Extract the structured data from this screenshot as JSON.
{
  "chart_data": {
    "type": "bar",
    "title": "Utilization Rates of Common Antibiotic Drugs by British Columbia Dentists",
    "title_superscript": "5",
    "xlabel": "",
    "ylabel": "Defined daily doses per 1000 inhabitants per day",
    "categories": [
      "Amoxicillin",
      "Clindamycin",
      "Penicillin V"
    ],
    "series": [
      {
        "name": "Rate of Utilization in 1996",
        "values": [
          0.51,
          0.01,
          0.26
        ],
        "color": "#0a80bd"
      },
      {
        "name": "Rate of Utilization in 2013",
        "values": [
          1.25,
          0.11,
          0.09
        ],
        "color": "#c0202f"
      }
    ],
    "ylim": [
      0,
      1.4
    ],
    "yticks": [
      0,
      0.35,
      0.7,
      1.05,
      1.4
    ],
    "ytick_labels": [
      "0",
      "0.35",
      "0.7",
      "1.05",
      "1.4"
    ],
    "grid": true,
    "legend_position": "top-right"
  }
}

────────────────────────────────────────

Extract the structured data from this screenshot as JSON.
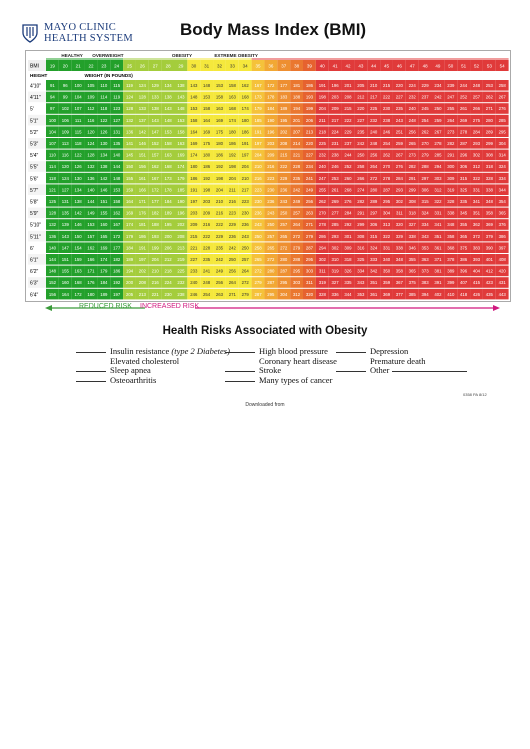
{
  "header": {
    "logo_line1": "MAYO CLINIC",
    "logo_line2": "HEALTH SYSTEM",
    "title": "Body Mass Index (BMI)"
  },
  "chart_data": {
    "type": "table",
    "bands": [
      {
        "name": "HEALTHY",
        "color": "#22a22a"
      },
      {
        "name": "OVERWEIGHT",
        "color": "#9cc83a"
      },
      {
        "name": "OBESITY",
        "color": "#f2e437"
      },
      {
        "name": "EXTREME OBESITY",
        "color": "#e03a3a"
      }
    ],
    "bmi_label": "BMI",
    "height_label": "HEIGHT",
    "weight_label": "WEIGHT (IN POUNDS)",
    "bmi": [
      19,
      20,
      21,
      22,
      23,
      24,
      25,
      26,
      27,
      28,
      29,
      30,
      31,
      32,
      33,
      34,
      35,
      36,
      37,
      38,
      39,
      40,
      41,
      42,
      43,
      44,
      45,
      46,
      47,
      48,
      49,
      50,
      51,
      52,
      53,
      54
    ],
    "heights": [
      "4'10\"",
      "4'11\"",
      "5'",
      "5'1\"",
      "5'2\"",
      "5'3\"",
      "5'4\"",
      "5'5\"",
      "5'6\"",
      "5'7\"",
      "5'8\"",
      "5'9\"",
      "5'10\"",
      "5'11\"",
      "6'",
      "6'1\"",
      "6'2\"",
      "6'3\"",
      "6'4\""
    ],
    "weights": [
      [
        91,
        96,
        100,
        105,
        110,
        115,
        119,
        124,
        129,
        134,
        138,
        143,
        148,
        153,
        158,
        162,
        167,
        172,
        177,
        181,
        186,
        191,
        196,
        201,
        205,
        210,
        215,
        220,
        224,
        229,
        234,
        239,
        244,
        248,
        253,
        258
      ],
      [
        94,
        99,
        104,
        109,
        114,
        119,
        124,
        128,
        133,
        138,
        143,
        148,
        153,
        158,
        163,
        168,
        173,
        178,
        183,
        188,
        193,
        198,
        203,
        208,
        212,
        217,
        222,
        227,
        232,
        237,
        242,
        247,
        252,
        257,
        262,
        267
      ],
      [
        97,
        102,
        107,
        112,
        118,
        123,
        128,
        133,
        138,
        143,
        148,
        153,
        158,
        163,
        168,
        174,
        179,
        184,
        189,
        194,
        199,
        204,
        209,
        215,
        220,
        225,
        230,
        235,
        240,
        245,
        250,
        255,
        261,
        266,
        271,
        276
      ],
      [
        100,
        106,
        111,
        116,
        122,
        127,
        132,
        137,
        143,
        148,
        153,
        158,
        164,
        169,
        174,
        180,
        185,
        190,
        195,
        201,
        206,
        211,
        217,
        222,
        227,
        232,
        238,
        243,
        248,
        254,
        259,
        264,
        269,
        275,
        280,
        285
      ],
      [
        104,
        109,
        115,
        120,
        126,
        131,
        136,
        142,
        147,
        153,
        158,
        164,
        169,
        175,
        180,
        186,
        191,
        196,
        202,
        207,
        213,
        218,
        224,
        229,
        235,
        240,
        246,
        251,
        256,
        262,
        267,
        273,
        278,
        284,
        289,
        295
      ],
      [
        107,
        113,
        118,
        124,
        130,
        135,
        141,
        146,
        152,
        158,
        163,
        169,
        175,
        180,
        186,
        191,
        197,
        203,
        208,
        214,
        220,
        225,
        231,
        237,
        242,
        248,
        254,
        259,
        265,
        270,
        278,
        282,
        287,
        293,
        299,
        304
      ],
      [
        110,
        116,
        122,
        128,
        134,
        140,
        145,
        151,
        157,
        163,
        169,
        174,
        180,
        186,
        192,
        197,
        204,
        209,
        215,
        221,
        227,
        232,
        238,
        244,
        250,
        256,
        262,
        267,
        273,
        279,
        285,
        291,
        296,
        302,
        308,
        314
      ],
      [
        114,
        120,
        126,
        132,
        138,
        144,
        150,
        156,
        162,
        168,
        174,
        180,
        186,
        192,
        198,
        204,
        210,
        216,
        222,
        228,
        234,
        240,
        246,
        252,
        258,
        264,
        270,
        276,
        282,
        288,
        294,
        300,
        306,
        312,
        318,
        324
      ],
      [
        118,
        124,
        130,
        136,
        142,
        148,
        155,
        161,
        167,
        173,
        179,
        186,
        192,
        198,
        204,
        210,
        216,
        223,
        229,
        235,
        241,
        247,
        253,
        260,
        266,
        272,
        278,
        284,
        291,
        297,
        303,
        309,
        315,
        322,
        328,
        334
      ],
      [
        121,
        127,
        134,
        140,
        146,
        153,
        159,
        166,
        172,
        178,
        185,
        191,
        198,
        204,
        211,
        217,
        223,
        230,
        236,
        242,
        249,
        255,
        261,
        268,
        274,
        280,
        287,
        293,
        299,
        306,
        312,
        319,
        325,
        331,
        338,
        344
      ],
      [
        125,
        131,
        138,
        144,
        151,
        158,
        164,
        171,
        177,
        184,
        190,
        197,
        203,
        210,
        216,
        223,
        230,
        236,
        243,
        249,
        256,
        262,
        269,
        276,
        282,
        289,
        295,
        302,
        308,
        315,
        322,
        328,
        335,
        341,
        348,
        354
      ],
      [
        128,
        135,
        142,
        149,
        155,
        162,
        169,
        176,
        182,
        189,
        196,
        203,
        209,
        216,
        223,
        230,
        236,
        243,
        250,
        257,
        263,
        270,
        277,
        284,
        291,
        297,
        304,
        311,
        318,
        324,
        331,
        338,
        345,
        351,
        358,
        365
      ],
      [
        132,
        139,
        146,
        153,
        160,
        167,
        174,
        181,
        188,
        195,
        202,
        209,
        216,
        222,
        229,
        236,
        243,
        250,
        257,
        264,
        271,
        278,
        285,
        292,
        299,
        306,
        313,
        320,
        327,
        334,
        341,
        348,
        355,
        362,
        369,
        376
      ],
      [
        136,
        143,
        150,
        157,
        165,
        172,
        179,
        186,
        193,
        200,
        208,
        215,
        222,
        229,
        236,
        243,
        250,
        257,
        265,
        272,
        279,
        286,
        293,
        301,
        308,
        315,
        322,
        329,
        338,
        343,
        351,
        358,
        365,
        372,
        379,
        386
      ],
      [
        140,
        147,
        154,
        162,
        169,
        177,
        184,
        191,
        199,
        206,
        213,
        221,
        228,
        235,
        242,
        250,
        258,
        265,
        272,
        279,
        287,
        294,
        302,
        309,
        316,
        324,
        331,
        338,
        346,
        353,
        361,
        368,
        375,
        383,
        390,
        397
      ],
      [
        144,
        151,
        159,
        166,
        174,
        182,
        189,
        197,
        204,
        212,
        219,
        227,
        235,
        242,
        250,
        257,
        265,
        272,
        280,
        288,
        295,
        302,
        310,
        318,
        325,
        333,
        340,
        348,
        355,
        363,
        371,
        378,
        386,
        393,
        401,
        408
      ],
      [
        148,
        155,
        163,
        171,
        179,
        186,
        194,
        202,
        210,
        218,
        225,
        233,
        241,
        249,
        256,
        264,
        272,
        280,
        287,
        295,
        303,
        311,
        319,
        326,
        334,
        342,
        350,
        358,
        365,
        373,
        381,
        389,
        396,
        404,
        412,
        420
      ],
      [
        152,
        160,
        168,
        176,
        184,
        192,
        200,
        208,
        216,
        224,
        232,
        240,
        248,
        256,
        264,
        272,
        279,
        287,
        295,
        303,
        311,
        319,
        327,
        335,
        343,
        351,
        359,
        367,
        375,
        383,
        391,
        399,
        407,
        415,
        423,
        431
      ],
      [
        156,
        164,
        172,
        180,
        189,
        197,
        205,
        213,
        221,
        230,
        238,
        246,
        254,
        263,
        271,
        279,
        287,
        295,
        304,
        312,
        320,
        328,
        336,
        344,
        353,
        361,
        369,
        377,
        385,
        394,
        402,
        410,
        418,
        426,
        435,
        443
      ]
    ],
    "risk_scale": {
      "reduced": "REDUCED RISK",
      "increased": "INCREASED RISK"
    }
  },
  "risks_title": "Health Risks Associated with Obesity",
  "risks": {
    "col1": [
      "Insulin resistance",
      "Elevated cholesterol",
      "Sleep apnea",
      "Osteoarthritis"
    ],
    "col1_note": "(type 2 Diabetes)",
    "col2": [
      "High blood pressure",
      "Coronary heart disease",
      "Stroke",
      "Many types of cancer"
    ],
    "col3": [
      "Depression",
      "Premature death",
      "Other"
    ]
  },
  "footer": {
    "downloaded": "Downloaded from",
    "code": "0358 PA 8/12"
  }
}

────────────────────────────────────────

Search the listing for the string "color". Copy each line where it turns up.

        "color": "#0a80bd"
        "color": "#c0202f"
        "color": "#22a22a"
        "color": "#9cc83a"
        "color": "#f2e437"
        "color": "#e03a3a"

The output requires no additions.